Japan is a wonderful place, but all too often its cities are filled with masses overworked people shambling down the crowded streets. The city never sleeps, and it seems like everyone is stressed. So how do these hard-working people keep it together? It’s probably because Enoshima Island is just an hour away.

Enoshima Island Source:By w:ja:User:Gleam - w:ja:Image:Ehoshima 1.jpg, CC BY-SA 3.0,
Enoshima Island Source:By w:ja:User:Gleam – w:ja:Image:Ehoshima 1.jpg, CC BY-SA 3.0, 

Enoshima is a beautiful island that is connected to Japan’s mainland by a bridge. It is divided into a yacht harbor for all the hard-working professionals and a mini forest that can be explored by foot or even on paid escalators situated across the tourist-fueled island. This relaxing paradise offers a variety of attractions that include a beach, a park, and a cool observation tower where tourists can enjoy beautiful views of Mount Fuji. But perhaps the most exciting attraction on the island of Enoshima is the Enoshima Iwaya Caves.

Even though the island is a popular summer getaway, Enoshima started as a religious shrine about 1,500 years ago. The story of Enoshima’s Iwaya Caves began when the Kinmei Emperor scheduled a meeting with an oracle, who recommended he build a shrine inside a beautiful cave off the coast. This suggestion sparked many years of religious worship, journeys, and practices done by renowned monks and legendary samurais. Just a few examples of these influential figures are En-no-ozunu, Kuhkai, En-nin, and Nichiren. Over time, the Enoshima Iwaya Caves became more and more renowned until the entire island became a religious sanctuary visited by many devotees and worshipers.

**Given problem 1**: Pick out and copy every row below that contains the string "grid", treating uppercase and lowercase letters as different.

Image region annotations

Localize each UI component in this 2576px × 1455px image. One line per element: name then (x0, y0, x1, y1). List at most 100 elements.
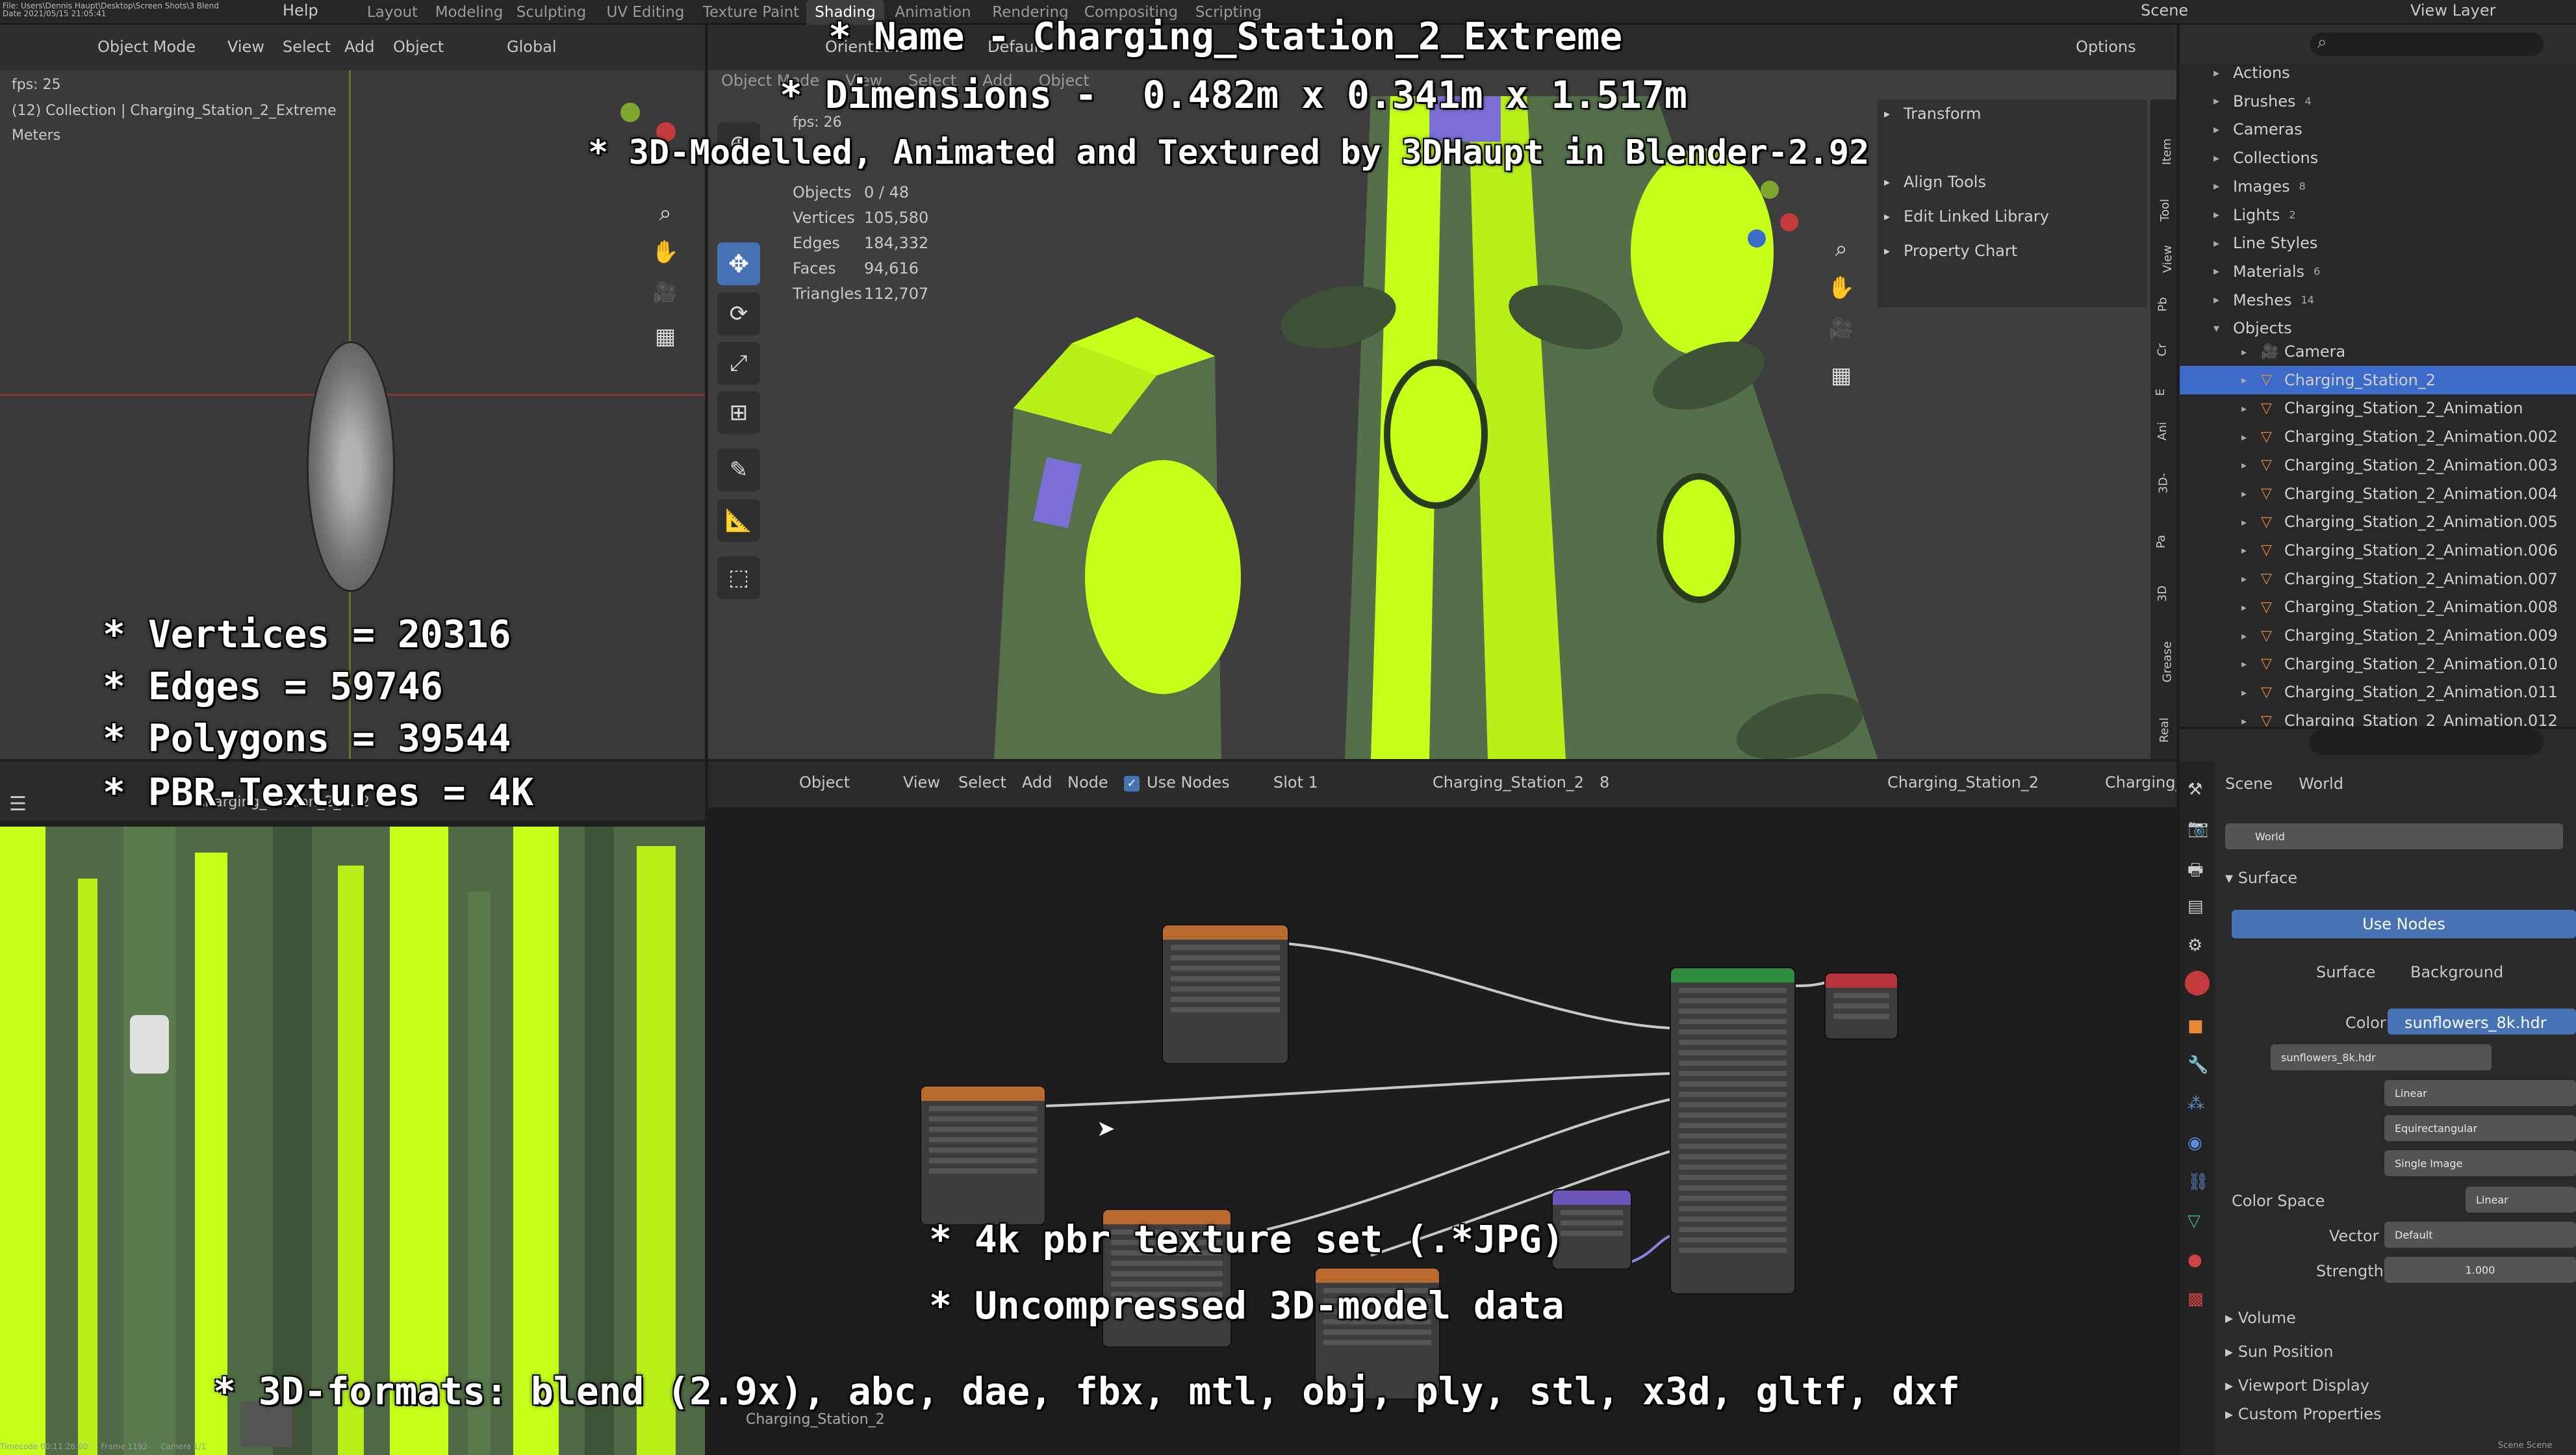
left-menu-select[interactable]: Select (283, 38, 331, 56)
outliner-category-row[interactable]: ▸ Meshes 14 (2180, 286, 2576, 315)
gizmo-y[interactable] (620, 103, 640, 122)
properties-search[interactable] (2310, 729, 2544, 755)
left-menu-add[interactable]: Add (344, 38, 374, 56)
outliner-category-row[interactable]: ▸ Cameras (2180, 115, 2576, 144)
sidebar-tab[interactable]: 3D (2156, 586, 2169, 602)
sidebar-item-align-tools[interactable]: ▸ Align Tools (1884, 168, 1986, 196)
outliner-object-row[interactable]: ▸ ▽ Charging_Station_2_Animation.011 (2180, 678, 2576, 706)
zoom-icon[interactable]: ⌕ (650, 200, 681, 231)
left-mode-selector[interactable]: Object Mode (97, 38, 196, 56)
move-tool-icon[interactable]: ✥ (717, 242, 760, 285)
sidebar-item-property-chart[interactable]: ▸ Property Chart (1884, 237, 2017, 265)
view-layer-tab-icon[interactable]: ▤ (2187, 897, 2204, 916)
outliner-category-row[interactable]: ▸ Lights 2 (2180, 201, 2576, 229)
outliner-object-row[interactable]: ▸ ▽ Charging_Station_2 (2180, 365, 2576, 394)
image-editor[interactable]: ☰ Charging_Station_2_... 2 Timecode 00:1… (0, 762, 705, 1455)
outliner-object-row[interactable]: ▸ ▽ Charging_Station_2_Animation (2180, 394, 2576, 422)
pan-hand-icon[interactable]: ✋ (650, 239, 681, 270)
gizmo-blue-dot[interactable] (1748, 229, 1766, 248)
outliner-category-row[interactable]: ▸ Brushes 4 (2180, 87, 2576, 116)
scene-selector[interactable]: Scene (2141, 1, 2188, 19)
color-space-select[interactable]: Linear (2466, 1187, 2576, 1213)
view-zoom-icon[interactable]: ⌕ (1826, 236, 1857, 267)
custom-properties-panel-header[interactable]: ▸ Custom Properties (2225, 1405, 2382, 1423)
outliner-object-row[interactable]: ▸ ▽ Charging_Station_2_Animation.009 (2180, 621, 2576, 650)
material-tab-icon[interactable]: ● (2187, 1250, 2202, 1270)
view-grid-icon[interactable]: ▦ (1826, 363, 1857, 394)
outliner-category-row[interactable]: ▸ Collections (2180, 144, 2576, 172)
color-value-field[interactable]: sunflowers_8k.hdr (2388, 1009, 2576, 1035)
particles-tab-icon[interactable]: ⁂ (2187, 1094, 2204, 1114)
add-cube-tool-icon[interactable]: ⬚ (717, 556, 760, 599)
outliner-search-field[interactable] (2310, 32, 2544, 56)
constraint-tab-icon[interactable]: ⛓ (2187, 1172, 2209, 1192)
interpolation-select[interactable]: Linear (2384, 1080, 2576, 1106)
tab-uv-editing[interactable]: UV Editing (595, 0, 696, 25)
output-tab-icon[interactable]: 🖶 (2187, 858, 2204, 886)
breadcrumb-world[interactable]: World (2299, 775, 2343, 793)
scale-tool-icon[interactable]: ⤢ (717, 342, 760, 385)
sidebar-item-transform[interactable]: ▸ Transform (1884, 99, 1981, 128)
texture-tab-icon[interactable]: ▩ (2187, 1289, 2204, 1309)
outliner-object-row[interactable]: ▸ ▽ Charging_Station_2_Animation.010 (2180, 650, 2576, 678)
measure-tool-icon[interactable]: 📐 (717, 499, 760, 542)
node-normal-map[interactable] (1553, 1191, 1631, 1268)
render-tab-icon[interactable]: 📷 (2187, 819, 2208, 838)
vector-field[interactable]: Default (2384, 1222, 2576, 1248)
grid-toggle-icon[interactable]: ▦ (650, 324, 681, 355)
projection-select[interactable]: Equirectangular (2384, 1115, 2576, 1141)
outliner-object-row[interactable]: ▸ ▽ Charging_Station_2_Animation.003 (2180, 451, 2576, 480)
camera-view-icon[interactable]: 🎥 (650, 281, 681, 313)
outliner-object-row[interactable]: ▸ 🎥 Camera (2180, 337, 2576, 366)
node-material-output[interactable] (1826, 973, 1897, 1038)
surface-value[interactable]: Background (2410, 963, 2503, 981)
help-menu[interactable]: Help (283, 1, 318, 19)
view-pan-icon[interactable]: ✋ (1826, 275, 1857, 306)
outliner-object-row[interactable]: ▸ ▽ Charging_Station_2_Animation.005 (2180, 508, 2576, 536)
gizmo-green-dot[interactable] (1761, 181, 1779, 199)
world-selector[interactable]: World (2225, 823, 2563, 849)
outliner-object-row[interactable]: ▸ ▽ Charging_Station_2_Animation.006 (2180, 536, 2576, 565)
rotate-tool-icon[interactable]: ⟳ (717, 292, 760, 335)
scene-tab-icon[interactable]: ⚙ (2187, 936, 2202, 955)
sidebar-tab[interactable]: Cr (2155, 344, 2169, 357)
outliner-object-row[interactable]: ▸ ▽ Charging_Station_2_Animation.008 (2180, 593, 2576, 621)
use-nodes-button[interactable]: Use Nodes (2232, 910, 2576, 938)
left-menu-view[interactable]: View (227, 38, 264, 56)
sidebar-tab[interactable]: Ani (2156, 422, 2169, 441)
data-tab-icon[interactable]: ▽ (2187, 1211, 2200, 1231)
sidebar-tab[interactable]: 3D- (2156, 473, 2170, 494)
sun-position-panel-header[interactable]: ▸ Sun Position (2225, 1343, 2333, 1361)
sidebar-tab[interactable]: Item (2160, 138, 2174, 165)
sidebar-tab[interactable]: Real (2158, 717, 2171, 743)
sidebar-tab[interactable]: E (2154, 389, 2167, 396)
physics-tab-icon[interactable]: ◉ (2187, 1133, 2202, 1153)
view-layer-selector[interactable]: View Layer (2410, 1, 2496, 19)
tab-modeling[interactable]: Modeling (431, 0, 507, 25)
menu-icon[interactable]: ☰ (9, 793, 27, 816)
sidebar-tab[interactable]: Pb (2156, 297, 2170, 311)
left-menu-object[interactable]: Object (393, 38, 444, 56)
sidebar-tab[interactable]: Pa (2154, 535, 2168, 548)
annotate-tool-icon[interactable]: ✎ (717, 448, 760, 491)
outliner-object-row[interactable]: ▸ ▽ Charging_Station_2_Animation.002 (2180, 422, 2576, 451)
sidebar-item-edit-linked-library[interactable]: ▸ Edit Linked Library (1884, 202, 2049, 231)
tab-texture-paint[interactable]: Texture Paint (696, 0, 806, 25)
outliner-category-row[interactable]: ▸ Images 8 (2180, 172, 2576, 201)
breadcrumb-scene[interactable]: Scene (2225, 775, 2273, 793)
world-tab-icon[interactable] (2185, 971, 2210, 996)
view-camera-icon[interactable]: 🎥 (1826, 317, 1857, 348)
node-base-color-texture[interactable] (1163, 925, 1288, 1063)
outliner-object-row[interactable]: ▸ ▽ Charging_Station_2_Animation.004 (2180, 480, 2576, 508)
options-menu[interactable]: Options (2076, 38, 2136, 56)
outliner-object-row[interactable]: ▸ ▽ Charging_Station_2_Animation.007 (2180, 565, 2576, 593)
node-editor[interactable]: Object View Select Add Node ✓ Use Nodes … (708, 762, 2176, 1455)
tool-tab-icon[interactable]: ⚒ (2187, 780, 2202, 799)
volume-panel-header[interactable]: ▸ Volume (2225, 1309, 2296, 1327)
environment-image-field[interactable]: sunflowers_8k.hdr (2271, 1044, 2492, 1070)
strength-field[interactable]: 1.000 (2384, 1257, 2576, 1283)
surface-panel-header[interactable]: ▾ Surface (2225, 869, 2297, 887)
tab-sculpting[interactable]: Sculpting (507, 0, 595, 25)
outliner-category-row[interactable]: ▸ Actions (2180, 58, 2576, 87)
node-normal-texture[interactable] (921, 1087, 1045, 1224)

**Given problem 2**:
Answer these questions using the passage about Enoshima.
(a) What connects Enoshima to Japan's mainland?
(b) About how long ago did Enoshima start as a religious shrine?
(c) Which mountain can tourists view from the observation tower?

**Answer 1**:
view-grid-icon[interactable]: ▦ (1826, 363, 1857, 394)
grid-toggle-icon[interactable]: ▦ (650, 324, 681, 355)

**Answer 2**:
(a) A bridge
(b) About 1,500 years ago
(c) Mount Fuji